§ **Directive**: Transcribe the records exactly. Pictures do not belong in the transcription.

[Stored data]
▬▬▬▬▬▬▬▬▬▬
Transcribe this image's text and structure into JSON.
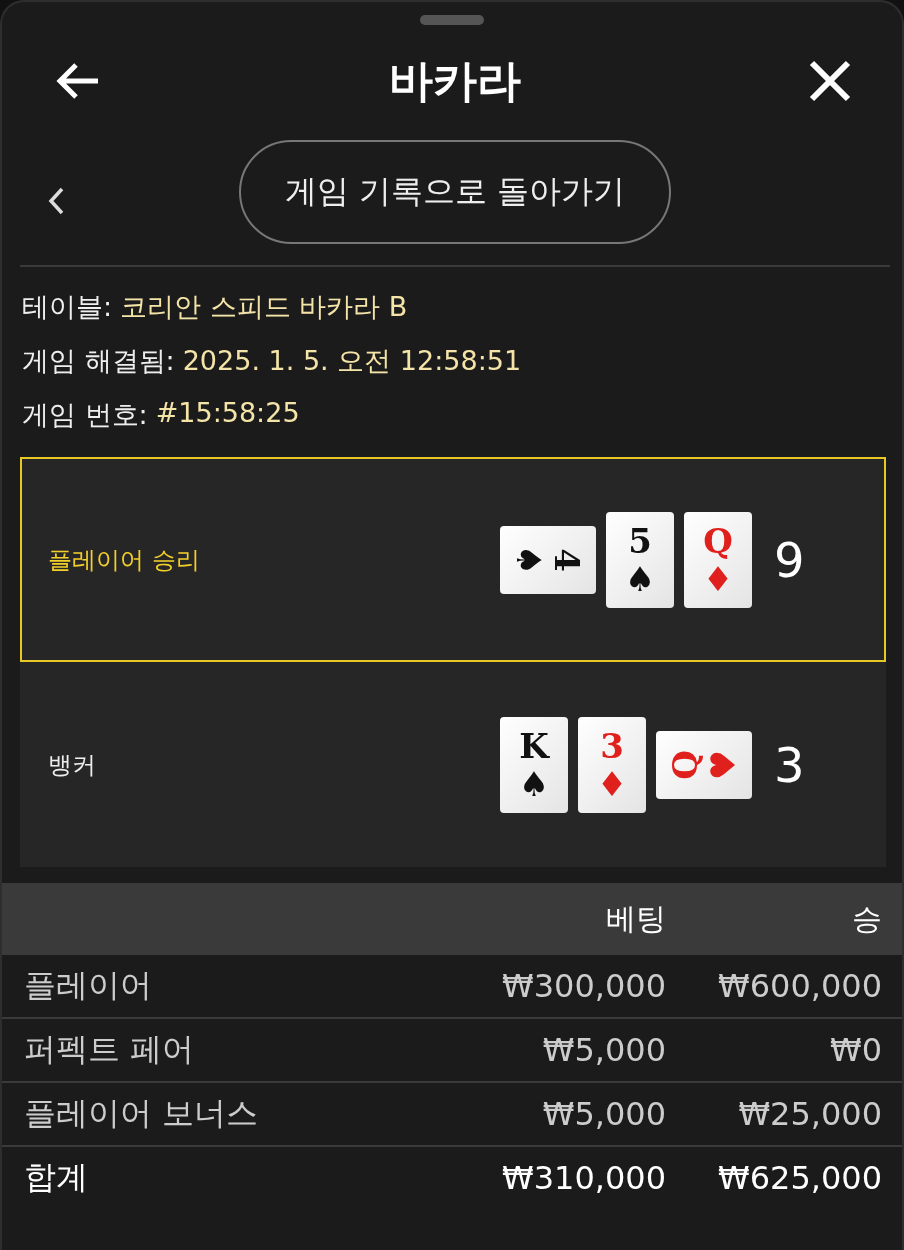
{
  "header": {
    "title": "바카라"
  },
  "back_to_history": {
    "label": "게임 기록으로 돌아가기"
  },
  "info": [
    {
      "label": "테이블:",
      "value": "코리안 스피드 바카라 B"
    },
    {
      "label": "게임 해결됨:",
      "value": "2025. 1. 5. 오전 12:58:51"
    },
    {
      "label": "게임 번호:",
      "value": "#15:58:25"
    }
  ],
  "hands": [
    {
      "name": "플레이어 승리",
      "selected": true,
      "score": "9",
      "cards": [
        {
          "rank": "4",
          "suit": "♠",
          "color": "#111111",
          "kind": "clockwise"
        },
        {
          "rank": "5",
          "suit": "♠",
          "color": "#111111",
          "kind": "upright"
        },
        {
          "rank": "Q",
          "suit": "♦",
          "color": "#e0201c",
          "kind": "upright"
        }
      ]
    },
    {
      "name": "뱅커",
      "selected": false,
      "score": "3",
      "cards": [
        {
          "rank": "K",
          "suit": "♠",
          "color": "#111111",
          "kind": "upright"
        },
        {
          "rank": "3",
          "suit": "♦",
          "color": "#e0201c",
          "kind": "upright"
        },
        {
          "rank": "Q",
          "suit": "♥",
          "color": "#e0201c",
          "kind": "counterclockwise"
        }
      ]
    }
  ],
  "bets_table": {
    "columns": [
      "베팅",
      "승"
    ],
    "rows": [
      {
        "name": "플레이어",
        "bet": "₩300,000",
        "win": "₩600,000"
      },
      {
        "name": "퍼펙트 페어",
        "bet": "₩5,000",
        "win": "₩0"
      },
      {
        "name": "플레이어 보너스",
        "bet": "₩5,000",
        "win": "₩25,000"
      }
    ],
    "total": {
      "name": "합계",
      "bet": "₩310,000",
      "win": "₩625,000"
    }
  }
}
▬▬▬▬▬▬▬▬▬▬
§ **Finished task**:
Transcribe this image's text and structure into JSON.
{
  "header": {
    "title": "바카라"
  },
  "back_to_history": {
    "label": "게임 기록으로 돌아가기"
  },
  "info": [
    {
      "label": "테이블:",
      "value": "코리안 스피드 바카라 B"
    },
    {
      "label": "게임 해결됨:",
      "value": "2025. 1. 5. 오전 12:58:51"
    },
    {
      "label": "게임 번호:",
      "value": "#15:58:25"
    }
  ],
  "hands": [
    {
      "name": "플레이어 승리",
      "selected": true,
      "score": "9",
      "cards": [
        {
          "rank": "4",
          "suit": "♠",
          "color": "#111111",
          "kind": "clockwise"
        },
        {
          "rank": "5",
          "suit": "♠",
          "color": "#111111",
          "kind": "upright"
        },
        {
          "rank": "Q",
          "suit": "♦",
          "color": "#e0201c",
          "kind": "upright"
        }
      ]
    },
    {
      "name": "뱅커",
      "selected": false,
      "score": "3",
      "cards": [
        {
          "rank": "K",
          "suit": "♠",
          "color": "#111111",
          "kind": "upright"
        },
        {
          "rank": "3",
          "suit": "♦",
          "color": "#e0201c",
          "kind": "upright"
        },
        {
          "rank": "Q",
          "suit": "♥",
          "color": "#e0201c",
          "kind": "counterclockwise"
        }
      ]
    }
  ],
  "bets_table": {
    "columns": [
      "베팅",
      "승"
    ],
    "rows": [
      {
        "name": "플레이어",
        "bet": "₩300,000",
        "win": "₩600,000"
      },
      {
        "name": "퍼펙트 페어",
        "bet": "₩5,000",
        "win": "₩0"
      },
      {
        "name": "플레이어 보너스",
        "bet": "₩5,000",
        "win": "₩25,000"
      }
    ],
    "total": {
      "name": "합계",
      "bet": "₩310,000",
      "win": "₩625,000"
    }
  }
}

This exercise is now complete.